» **Direction**
Give the number of lines that hold the string "Group". Nothing else is needed.

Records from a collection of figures
____

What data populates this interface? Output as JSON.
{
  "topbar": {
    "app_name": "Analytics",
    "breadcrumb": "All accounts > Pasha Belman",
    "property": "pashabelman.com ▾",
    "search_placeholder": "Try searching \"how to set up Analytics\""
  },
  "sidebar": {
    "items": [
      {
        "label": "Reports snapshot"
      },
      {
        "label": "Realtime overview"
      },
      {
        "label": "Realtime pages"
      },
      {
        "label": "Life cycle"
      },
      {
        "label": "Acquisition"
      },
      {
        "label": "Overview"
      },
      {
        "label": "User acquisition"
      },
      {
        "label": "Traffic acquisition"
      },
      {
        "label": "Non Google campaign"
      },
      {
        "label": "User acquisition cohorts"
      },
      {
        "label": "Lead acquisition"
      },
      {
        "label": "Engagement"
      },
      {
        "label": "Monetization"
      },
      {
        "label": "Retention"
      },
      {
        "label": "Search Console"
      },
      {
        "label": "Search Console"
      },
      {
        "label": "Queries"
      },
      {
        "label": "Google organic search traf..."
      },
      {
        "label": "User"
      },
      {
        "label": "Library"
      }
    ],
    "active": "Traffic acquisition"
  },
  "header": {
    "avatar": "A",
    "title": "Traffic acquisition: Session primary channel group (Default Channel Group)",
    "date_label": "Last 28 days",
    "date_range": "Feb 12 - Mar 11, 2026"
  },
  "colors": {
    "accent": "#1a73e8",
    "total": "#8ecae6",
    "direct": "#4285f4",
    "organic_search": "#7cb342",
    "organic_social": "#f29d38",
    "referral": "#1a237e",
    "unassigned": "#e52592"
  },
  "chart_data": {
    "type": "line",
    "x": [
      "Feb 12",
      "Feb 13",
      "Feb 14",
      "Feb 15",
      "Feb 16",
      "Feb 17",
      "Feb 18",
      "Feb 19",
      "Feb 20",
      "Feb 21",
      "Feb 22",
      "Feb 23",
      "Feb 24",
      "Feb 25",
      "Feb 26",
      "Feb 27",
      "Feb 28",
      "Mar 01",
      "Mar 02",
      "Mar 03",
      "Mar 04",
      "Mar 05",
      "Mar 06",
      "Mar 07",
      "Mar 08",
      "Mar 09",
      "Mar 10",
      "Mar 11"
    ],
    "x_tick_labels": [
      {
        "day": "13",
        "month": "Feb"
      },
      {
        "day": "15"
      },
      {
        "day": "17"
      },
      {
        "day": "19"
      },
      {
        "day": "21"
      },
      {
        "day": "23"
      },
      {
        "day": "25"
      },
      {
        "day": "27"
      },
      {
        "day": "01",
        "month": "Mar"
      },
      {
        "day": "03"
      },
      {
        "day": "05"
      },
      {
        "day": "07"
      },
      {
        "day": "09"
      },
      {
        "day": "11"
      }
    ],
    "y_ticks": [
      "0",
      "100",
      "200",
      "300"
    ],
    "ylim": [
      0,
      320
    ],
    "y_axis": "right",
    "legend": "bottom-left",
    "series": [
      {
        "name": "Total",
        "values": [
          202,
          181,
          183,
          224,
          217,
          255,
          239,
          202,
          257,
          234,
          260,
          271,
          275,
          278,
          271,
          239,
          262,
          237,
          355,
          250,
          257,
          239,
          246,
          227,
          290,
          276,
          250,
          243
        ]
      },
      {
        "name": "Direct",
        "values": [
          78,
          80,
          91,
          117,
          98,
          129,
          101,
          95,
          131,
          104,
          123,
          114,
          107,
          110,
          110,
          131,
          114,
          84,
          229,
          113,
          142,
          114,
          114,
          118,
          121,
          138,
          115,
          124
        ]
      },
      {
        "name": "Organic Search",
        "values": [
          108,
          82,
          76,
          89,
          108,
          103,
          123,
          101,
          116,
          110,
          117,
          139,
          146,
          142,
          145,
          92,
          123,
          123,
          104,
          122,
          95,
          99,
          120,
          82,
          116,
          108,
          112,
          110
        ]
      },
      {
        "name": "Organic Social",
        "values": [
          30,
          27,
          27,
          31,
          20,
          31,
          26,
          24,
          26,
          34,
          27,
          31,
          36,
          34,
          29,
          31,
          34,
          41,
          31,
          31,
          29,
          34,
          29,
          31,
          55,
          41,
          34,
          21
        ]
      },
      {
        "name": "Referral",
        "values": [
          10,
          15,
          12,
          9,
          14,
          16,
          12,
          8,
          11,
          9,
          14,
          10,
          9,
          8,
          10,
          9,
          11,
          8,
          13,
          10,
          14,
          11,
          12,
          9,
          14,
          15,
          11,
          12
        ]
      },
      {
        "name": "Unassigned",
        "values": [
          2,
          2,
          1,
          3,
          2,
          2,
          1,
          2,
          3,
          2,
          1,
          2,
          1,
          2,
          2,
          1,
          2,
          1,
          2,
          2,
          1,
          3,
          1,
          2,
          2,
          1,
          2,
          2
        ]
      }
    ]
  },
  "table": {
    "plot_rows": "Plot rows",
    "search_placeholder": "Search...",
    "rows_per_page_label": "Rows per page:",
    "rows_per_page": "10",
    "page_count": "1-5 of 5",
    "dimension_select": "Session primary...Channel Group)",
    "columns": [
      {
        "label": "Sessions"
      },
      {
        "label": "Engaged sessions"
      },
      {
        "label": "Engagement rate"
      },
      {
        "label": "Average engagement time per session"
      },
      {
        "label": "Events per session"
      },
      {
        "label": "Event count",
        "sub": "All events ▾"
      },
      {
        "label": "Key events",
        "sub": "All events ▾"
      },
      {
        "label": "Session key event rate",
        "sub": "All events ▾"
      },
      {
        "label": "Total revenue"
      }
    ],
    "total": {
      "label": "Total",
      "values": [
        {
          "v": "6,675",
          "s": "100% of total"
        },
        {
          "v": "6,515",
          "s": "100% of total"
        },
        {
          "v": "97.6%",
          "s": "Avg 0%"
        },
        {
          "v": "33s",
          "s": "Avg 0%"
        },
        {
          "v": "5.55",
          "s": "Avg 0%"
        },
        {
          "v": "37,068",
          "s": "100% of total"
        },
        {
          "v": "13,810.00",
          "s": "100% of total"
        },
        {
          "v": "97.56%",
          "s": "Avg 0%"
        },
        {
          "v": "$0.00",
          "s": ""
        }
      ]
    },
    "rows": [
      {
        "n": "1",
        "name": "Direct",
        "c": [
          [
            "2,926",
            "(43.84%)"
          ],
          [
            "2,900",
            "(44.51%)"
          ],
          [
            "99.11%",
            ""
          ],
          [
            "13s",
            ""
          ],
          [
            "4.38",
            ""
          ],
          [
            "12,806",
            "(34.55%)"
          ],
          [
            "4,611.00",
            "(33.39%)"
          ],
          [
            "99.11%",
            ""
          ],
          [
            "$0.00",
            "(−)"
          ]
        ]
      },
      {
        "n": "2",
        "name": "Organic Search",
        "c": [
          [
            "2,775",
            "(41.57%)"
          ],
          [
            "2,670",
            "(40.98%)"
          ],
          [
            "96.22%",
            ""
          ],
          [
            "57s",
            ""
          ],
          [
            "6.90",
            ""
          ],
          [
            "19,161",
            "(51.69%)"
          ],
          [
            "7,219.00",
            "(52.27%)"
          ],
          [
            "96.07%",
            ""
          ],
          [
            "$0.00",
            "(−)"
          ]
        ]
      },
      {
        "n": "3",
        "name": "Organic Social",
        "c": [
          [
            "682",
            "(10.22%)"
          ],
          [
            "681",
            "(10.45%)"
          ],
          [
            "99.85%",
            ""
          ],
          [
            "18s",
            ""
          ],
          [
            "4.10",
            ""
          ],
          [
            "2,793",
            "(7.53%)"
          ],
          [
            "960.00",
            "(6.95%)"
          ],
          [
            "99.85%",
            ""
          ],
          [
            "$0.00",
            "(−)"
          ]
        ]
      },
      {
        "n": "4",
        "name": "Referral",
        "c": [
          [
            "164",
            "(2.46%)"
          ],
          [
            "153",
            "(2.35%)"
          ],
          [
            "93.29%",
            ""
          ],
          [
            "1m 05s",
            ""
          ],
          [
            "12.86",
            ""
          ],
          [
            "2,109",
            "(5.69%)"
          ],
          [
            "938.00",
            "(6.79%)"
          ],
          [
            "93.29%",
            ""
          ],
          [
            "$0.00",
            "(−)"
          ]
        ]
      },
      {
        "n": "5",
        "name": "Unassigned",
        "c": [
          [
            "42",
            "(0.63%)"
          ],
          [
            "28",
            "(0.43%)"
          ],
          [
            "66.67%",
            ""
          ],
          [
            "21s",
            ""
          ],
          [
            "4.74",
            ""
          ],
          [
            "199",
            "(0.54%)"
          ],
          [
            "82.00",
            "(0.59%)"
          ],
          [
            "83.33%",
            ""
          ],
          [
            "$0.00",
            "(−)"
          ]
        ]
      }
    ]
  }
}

____

» **Final result**
2